- [SHORT TASK]:
In the material below, identify each line bearing the word "Strip". Reproduce those lines.

== EXTRACTED MATERIAL

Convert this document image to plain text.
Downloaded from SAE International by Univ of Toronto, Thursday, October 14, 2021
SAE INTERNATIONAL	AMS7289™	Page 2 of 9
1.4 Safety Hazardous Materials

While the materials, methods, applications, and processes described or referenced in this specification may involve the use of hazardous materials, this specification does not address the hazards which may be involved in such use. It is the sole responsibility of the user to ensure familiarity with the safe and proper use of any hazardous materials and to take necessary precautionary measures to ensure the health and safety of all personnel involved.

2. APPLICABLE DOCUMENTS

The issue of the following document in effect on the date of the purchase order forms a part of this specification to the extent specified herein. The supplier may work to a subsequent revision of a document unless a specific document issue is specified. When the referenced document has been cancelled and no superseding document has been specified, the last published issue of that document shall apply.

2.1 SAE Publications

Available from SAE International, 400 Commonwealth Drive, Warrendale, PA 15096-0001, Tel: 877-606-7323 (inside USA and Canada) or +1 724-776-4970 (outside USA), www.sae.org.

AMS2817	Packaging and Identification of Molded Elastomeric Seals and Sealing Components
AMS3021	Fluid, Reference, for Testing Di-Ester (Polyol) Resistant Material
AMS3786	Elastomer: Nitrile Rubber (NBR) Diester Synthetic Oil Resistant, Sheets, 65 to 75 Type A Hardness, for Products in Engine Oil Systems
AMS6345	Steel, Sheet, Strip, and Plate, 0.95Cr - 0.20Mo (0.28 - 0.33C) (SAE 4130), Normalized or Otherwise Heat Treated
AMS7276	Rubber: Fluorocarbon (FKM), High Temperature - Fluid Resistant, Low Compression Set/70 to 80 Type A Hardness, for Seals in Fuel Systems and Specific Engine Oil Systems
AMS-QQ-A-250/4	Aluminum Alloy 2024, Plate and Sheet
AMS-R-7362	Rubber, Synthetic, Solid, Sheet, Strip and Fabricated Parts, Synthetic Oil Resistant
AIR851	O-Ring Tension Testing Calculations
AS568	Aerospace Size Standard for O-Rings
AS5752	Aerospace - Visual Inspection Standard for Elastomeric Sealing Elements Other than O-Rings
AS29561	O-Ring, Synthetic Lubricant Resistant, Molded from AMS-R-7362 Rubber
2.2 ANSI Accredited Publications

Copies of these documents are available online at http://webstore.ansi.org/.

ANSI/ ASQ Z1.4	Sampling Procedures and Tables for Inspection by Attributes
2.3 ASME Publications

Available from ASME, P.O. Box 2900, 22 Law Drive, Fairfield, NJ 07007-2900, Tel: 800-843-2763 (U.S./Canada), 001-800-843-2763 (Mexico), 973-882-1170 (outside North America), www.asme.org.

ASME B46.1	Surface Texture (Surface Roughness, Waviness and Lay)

====

- [REPLY]:
AMS6345	Steel, Sheet, Strip, and Plate, 0.95Cr - 0.20Mo (0.28 - 0.33C) (SAE 4130), Normalized or Otherwise Heat Treated
AMS-R-7362	Rubber, Synthetic, Solid, Sheet, Strip and Fabricated Parts, Synthetic Oil Resistant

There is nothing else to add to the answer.